▸ Raw data
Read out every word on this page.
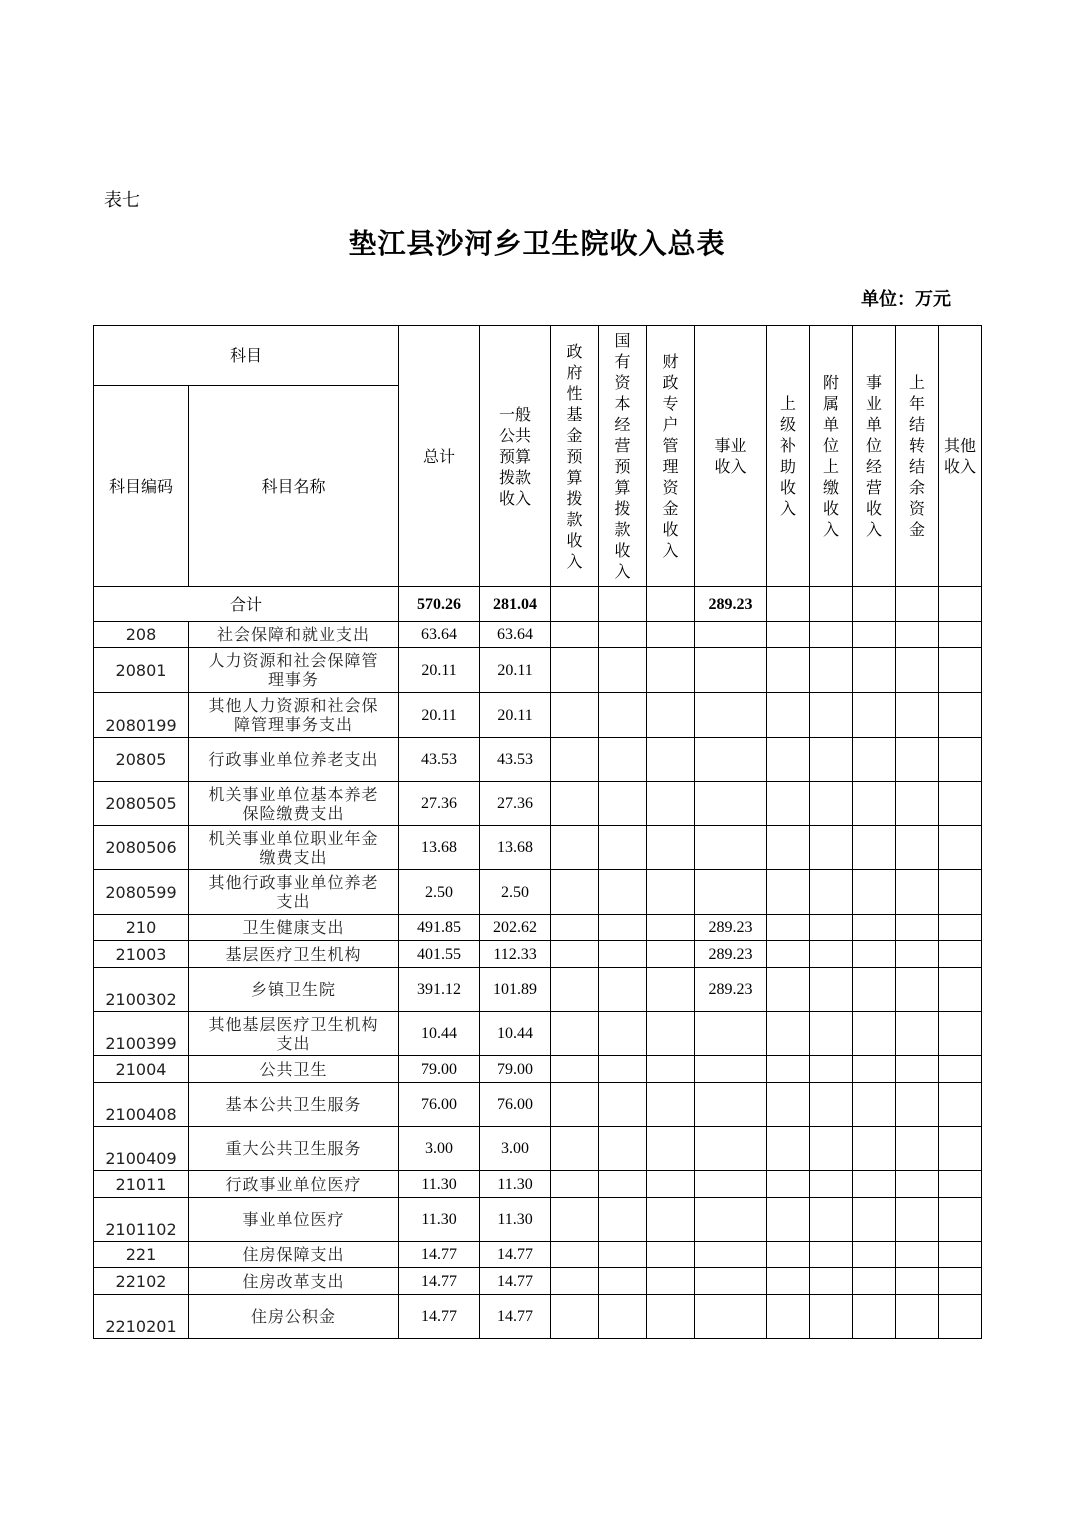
表七
垫江县沙河乡卫生院收入总表
单位：万元
科目		总计	一般公共预算拨款收入	政府性基金预算拨款收入	国有资本经营预算拨款收入	财政专户管理资金收入	事业收入	上级补助收入	附属单位上缴收入	事业单位经营收入	上年结转结余资金	其他收入
科目编码	科目名称											
合计		570.26	281.04				289.23					
208	社会保障和就业支出	63.64	63.64									
20801	人力资源和社会保障管理事务	20.11	20.11									
2080199	其他人力资源和社会保障管理事务支出	20.11	20.11									
20805	行政事业单位养老支出	43.53	43.53									
2080505	机关事业单位基本养老保险缴费支出	27.36	27.36									
2080506	机关事业单位职业年金缴费支出	13.68	13.68									
2080599	其他行政事业单位养老支出	2.50	2.50									
210	卫生健康支出	491.85	202.62				289.23					
21003	基层医疗卫生机构	401.55	112.33				289.23					
2100302	乡镇卫生院	391.12	101.89				289.23					
2100399	其他基层医疗卫生机构支出	10.44	10.44									
21004	公共卫生	79.00	79.00									
2100408	基本公共卫生服务	76.00	76.00									
2100409	重大公共卫生服务	3.00	3.00									
21011	行政事业单位医疗	11.30	11.30									
2101102	事业单位医疗	11.30	11.30									
221	住房保障支出	14.77	14.77									
22102	住房改革支出	14.77	14.77									
2210201	住房公积金	14.77	14.77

▸ Required task
Your task is to transcribe all of the records precisely, with no images included.

▸ Result
Read out every word on this page.
表七
垫江县沙河乡卫生院收入总表
单位：万元
科目		总计	一般公共预算拨款收入	政府性基金预算拨款收入	国有资本经营预算拨款收入	财政专户管理资金收入	事业收入	上级补助收入	附属单位上缴收入	事业单位经营收入	上年结转结余资金	其他收入
科目编码	科目名称											
合计		570.26	281.04				289.23					
208	社会保障和就业支出	63.64	63.64									
20801	人力资源和社会保障管理事务	20.11	20.11									
2080199	其他人力资源和社会保障管理事务支出	20.11	20.11									
20805	行政事业单位养老支出	43.53	43.53									
2080505	机关事业单位基本养老保险缴费支出	27.36	27.36									
2080506	机关事业单位职业年金缴费支出	13.68	13.68									
2080599	其他行政事业单位养老支出	2.50	2.50									
210	卫生健康支出	491.85	202.62				289.23					
21003	基层医疗卫生机构	401.55	112.33				289.23					
2100302	乡镇卫生院	391.12	101.89				289.23					
2100399	其他基层医疗卫生机构支出	10.44	10.44									
21004	公共卫生	79.00	79.00									
2100408	基本公共卫生服务	76.00	76.00									
2100409	重大公共卫生服务	3.00	3.00									
21011	行政事业单位医疗	11.30	11.30									
2101102	事业单位医疗	11.30	11.30									
221	住房保障支出	14.77	14.77									
22102	住房改革支出	14.77	14.77									
2210201	住房公积金	14.77	14.77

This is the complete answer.